Check every line of the material below for the string "FIBERID", and return the ones that have it.

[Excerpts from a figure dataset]
= = = = =
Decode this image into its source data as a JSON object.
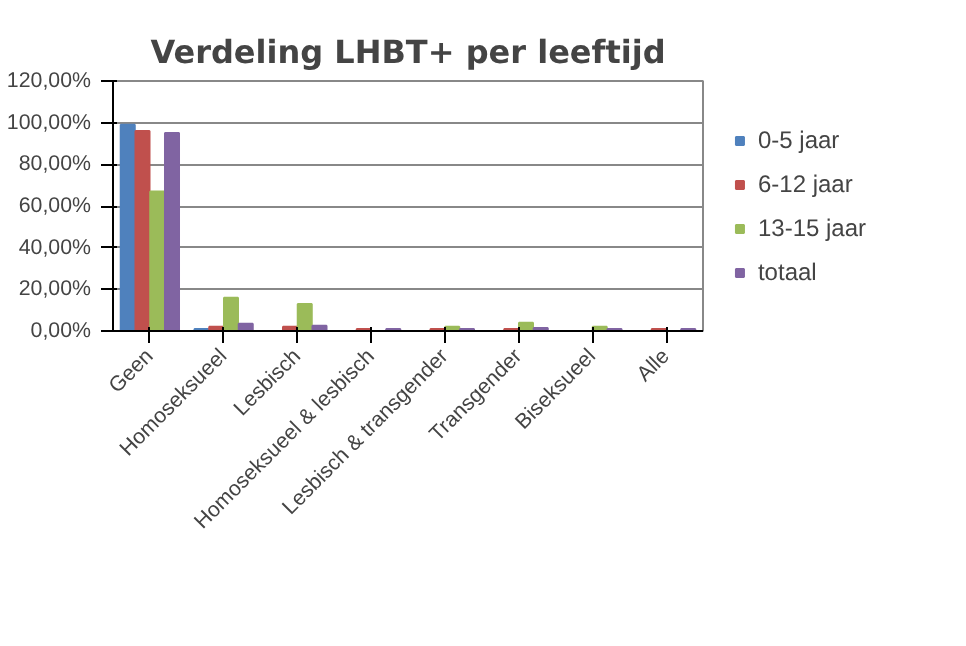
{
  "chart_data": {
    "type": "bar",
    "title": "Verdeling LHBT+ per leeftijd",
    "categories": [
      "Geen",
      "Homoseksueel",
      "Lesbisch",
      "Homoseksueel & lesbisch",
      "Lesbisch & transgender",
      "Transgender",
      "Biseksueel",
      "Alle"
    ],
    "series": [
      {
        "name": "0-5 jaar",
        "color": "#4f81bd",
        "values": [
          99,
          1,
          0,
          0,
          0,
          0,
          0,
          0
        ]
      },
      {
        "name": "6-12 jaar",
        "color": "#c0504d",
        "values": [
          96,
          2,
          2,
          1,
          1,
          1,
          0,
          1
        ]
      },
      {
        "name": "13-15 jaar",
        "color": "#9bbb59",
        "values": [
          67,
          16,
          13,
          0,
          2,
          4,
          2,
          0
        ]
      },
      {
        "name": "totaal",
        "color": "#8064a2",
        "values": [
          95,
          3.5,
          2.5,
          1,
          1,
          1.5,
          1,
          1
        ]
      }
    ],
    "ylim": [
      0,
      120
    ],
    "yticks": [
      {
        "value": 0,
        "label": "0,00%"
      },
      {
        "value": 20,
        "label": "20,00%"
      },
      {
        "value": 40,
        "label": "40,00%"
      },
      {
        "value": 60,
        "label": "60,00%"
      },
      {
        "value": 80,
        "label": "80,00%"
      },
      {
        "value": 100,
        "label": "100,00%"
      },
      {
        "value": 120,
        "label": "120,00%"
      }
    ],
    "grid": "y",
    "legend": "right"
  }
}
= = = = =
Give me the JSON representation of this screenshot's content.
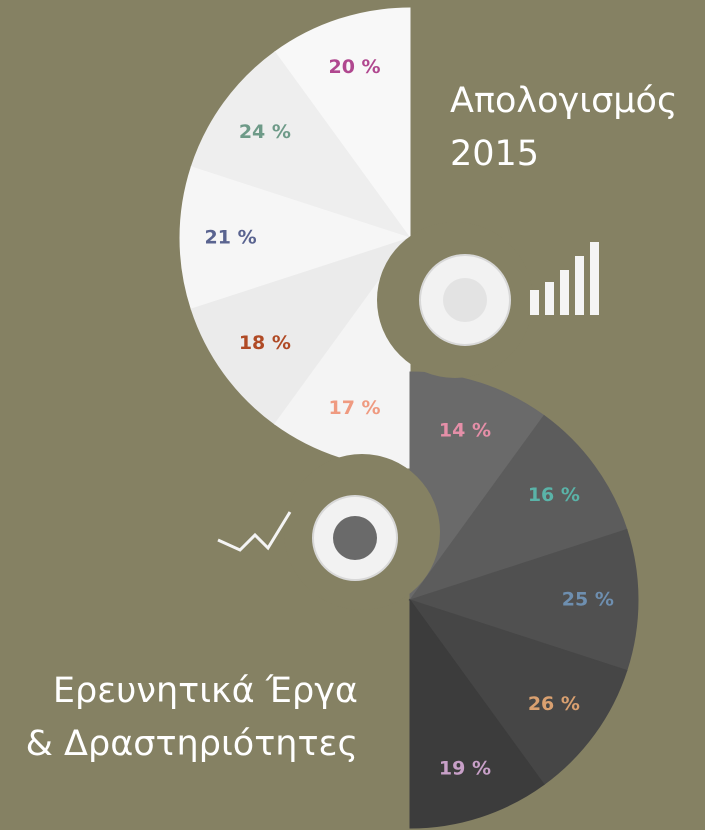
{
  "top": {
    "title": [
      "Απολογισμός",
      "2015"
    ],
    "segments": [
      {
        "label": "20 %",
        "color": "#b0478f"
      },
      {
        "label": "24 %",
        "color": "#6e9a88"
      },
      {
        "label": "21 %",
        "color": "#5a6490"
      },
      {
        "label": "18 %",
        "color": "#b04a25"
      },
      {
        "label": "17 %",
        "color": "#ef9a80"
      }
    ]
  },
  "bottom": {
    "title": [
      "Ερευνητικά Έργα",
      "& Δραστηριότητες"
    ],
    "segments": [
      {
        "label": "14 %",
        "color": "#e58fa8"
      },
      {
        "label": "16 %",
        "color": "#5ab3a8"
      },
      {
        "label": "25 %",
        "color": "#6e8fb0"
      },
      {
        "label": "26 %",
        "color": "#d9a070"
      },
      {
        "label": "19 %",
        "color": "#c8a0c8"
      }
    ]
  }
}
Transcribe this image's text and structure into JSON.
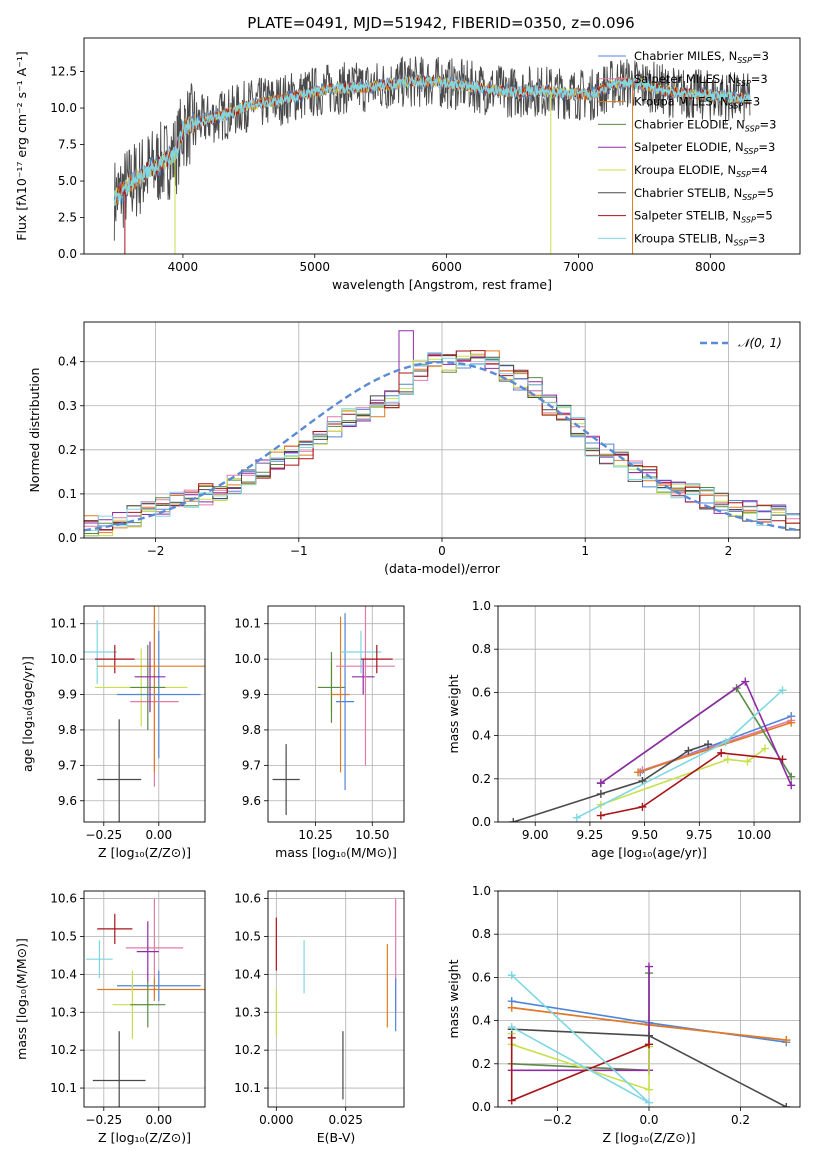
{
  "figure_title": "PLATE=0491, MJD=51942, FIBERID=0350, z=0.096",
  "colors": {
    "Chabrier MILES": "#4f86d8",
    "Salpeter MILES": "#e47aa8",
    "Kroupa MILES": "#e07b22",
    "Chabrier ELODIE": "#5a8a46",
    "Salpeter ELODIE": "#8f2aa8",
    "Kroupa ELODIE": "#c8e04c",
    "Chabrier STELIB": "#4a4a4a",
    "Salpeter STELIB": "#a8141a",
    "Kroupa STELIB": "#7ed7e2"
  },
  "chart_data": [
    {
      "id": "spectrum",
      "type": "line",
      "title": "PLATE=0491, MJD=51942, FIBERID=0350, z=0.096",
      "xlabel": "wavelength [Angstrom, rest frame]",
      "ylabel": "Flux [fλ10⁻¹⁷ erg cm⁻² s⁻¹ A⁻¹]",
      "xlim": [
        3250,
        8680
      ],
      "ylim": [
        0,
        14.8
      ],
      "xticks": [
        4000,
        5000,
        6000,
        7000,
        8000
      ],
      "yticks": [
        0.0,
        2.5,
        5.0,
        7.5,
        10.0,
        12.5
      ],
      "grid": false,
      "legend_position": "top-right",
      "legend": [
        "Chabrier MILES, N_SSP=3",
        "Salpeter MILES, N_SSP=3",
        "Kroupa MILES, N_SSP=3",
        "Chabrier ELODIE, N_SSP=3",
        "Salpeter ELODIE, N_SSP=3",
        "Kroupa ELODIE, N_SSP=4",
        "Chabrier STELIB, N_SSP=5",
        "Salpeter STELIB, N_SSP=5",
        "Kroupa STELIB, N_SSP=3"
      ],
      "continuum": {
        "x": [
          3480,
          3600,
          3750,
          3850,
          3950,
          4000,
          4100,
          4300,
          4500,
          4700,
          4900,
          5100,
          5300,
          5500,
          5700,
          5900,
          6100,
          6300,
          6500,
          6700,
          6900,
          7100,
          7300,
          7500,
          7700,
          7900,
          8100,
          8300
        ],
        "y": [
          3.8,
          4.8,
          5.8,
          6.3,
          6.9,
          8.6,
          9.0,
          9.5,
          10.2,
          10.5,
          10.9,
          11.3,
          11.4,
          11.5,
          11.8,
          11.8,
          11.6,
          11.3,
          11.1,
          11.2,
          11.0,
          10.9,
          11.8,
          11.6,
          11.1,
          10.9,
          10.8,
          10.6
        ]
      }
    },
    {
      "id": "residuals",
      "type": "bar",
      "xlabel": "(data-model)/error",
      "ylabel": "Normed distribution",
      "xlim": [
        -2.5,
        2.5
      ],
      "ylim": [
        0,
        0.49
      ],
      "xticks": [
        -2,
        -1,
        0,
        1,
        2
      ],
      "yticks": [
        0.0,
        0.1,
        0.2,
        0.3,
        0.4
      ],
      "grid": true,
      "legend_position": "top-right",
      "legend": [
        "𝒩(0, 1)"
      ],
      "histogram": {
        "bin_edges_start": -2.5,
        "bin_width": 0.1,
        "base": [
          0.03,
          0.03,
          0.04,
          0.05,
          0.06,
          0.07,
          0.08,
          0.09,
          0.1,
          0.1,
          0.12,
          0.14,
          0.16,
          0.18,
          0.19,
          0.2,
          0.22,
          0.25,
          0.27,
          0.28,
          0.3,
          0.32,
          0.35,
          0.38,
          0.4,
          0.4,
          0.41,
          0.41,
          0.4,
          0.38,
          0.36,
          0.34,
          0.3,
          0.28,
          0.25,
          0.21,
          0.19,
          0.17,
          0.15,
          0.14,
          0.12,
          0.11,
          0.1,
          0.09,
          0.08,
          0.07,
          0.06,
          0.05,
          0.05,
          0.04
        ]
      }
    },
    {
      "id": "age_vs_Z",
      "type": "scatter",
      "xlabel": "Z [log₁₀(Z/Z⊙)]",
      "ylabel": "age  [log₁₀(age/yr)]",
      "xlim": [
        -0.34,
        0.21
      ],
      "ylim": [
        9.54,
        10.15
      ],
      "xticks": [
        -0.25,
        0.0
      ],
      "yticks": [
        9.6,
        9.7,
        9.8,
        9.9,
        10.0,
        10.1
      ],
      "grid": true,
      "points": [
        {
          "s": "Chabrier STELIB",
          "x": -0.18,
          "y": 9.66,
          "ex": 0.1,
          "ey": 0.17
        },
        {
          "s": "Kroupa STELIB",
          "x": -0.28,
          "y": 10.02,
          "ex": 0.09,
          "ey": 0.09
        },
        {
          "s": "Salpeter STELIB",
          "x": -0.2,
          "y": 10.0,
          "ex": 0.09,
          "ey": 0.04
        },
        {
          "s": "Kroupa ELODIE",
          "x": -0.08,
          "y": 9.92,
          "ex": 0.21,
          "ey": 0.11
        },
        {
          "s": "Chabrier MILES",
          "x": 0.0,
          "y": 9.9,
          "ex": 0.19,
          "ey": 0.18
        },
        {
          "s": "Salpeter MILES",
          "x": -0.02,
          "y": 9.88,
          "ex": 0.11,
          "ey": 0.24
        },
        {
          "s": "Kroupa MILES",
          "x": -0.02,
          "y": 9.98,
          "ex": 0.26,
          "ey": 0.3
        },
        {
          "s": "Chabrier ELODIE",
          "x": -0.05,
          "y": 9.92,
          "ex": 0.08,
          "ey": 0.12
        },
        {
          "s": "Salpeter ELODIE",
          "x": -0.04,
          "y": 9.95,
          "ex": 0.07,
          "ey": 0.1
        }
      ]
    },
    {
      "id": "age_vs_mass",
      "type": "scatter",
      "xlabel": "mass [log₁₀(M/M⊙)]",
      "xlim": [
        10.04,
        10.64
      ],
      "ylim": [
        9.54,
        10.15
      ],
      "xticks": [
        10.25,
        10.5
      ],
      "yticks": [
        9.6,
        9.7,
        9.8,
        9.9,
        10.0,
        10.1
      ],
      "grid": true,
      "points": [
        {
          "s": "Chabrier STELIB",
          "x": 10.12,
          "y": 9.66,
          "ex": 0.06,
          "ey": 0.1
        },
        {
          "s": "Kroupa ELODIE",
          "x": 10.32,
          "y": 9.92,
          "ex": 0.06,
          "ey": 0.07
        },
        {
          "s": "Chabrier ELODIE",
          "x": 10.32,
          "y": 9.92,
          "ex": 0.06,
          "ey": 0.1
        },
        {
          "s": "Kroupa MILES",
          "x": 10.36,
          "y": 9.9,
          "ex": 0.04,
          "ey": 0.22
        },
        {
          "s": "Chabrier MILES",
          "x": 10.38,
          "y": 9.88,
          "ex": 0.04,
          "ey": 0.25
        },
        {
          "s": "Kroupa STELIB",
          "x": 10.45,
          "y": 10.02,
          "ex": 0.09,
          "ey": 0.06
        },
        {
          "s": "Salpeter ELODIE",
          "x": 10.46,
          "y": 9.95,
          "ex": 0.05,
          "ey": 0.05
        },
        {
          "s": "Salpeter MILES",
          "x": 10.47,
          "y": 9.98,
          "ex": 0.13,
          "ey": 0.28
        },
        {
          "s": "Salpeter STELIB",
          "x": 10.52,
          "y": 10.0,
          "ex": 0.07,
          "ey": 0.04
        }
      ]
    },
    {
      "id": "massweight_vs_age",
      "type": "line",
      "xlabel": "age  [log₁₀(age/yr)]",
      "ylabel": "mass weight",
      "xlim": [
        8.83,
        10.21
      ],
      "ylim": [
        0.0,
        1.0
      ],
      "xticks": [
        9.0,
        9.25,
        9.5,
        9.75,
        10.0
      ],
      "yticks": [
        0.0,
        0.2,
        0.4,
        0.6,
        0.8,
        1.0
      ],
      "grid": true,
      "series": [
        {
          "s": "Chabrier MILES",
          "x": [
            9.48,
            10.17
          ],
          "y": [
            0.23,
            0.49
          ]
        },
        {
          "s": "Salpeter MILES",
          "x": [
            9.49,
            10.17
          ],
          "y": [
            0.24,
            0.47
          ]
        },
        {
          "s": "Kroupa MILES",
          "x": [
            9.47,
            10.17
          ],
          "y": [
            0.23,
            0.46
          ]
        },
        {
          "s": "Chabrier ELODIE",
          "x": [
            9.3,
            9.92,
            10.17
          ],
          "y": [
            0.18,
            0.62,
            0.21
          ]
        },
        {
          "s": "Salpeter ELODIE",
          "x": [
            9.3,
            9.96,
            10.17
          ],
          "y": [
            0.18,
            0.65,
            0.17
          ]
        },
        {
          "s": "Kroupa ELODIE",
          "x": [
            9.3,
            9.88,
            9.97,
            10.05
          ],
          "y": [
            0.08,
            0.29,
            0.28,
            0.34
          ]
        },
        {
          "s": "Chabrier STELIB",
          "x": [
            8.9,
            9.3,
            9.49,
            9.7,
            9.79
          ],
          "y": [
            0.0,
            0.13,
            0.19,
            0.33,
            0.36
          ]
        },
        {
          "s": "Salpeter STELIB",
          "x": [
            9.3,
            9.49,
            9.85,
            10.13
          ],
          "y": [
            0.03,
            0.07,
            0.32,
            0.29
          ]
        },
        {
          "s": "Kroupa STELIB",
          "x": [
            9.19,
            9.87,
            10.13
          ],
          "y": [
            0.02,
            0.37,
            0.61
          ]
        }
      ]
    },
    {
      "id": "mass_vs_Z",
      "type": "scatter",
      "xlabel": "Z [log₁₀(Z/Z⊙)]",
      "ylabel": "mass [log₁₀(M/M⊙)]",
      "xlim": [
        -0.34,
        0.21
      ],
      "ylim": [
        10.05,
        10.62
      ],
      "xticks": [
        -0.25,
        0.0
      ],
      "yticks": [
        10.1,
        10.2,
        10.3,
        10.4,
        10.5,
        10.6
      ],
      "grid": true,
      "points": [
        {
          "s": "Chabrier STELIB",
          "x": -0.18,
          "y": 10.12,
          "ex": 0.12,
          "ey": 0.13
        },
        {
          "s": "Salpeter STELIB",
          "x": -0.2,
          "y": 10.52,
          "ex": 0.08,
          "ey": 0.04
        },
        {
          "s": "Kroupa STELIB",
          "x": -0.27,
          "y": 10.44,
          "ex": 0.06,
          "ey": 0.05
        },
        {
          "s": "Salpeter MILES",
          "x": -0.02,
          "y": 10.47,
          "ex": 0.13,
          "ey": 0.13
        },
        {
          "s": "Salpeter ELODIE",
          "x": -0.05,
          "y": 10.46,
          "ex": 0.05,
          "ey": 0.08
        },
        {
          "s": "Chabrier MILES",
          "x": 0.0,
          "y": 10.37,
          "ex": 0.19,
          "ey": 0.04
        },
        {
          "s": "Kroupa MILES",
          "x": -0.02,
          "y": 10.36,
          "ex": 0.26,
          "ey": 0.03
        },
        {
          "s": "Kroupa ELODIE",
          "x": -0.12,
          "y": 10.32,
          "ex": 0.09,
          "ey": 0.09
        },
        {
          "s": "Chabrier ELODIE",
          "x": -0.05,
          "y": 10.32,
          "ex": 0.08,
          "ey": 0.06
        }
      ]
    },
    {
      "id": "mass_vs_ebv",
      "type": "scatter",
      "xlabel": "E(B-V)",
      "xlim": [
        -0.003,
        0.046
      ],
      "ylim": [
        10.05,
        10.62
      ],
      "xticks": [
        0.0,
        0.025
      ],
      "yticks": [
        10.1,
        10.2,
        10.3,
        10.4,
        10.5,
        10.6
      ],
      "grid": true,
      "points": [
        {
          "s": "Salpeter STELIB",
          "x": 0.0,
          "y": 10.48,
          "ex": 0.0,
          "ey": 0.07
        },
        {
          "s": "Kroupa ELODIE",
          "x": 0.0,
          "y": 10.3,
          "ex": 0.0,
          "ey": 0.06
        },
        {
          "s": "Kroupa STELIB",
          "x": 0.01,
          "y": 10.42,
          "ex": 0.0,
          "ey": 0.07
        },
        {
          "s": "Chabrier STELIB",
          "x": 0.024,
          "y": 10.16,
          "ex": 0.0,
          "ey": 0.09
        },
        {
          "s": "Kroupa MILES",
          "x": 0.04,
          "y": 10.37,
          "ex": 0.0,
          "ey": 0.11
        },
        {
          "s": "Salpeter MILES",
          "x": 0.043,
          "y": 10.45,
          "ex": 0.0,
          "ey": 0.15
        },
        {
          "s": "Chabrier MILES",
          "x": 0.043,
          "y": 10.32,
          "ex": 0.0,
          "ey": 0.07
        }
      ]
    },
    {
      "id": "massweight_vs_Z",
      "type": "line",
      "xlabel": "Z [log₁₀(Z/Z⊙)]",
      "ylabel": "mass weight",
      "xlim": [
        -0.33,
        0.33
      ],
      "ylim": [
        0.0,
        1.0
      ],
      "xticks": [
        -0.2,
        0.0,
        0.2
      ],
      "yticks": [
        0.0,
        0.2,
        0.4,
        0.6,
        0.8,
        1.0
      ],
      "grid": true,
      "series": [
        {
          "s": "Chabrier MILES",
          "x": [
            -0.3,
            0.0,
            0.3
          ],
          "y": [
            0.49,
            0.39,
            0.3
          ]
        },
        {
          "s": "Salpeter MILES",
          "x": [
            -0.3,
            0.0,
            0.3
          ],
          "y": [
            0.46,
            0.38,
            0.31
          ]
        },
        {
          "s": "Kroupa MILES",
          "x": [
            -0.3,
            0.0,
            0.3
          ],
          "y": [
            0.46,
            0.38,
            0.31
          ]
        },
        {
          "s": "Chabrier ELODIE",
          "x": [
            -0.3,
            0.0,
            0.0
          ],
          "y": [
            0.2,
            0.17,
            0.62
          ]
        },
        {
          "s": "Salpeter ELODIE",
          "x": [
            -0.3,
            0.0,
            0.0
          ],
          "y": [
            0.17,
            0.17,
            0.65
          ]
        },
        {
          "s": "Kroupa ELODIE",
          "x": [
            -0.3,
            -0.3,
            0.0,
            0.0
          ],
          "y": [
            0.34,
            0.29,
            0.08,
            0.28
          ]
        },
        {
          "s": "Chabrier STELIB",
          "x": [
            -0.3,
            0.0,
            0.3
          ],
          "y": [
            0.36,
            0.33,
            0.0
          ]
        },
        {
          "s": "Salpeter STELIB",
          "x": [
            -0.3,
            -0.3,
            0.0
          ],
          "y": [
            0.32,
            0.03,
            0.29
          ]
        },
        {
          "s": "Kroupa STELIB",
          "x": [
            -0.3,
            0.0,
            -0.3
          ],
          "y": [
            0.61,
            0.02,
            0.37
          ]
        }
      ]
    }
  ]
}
= = = = =
▸ COMPLETE RESPONSE:
  "figure_title": "PLATE=0491, MJD=51942, FIBERID=0350, z=0.096",
      "title": "PLATE=0491, MJD=51942, FIBERID=0350, z=0.096",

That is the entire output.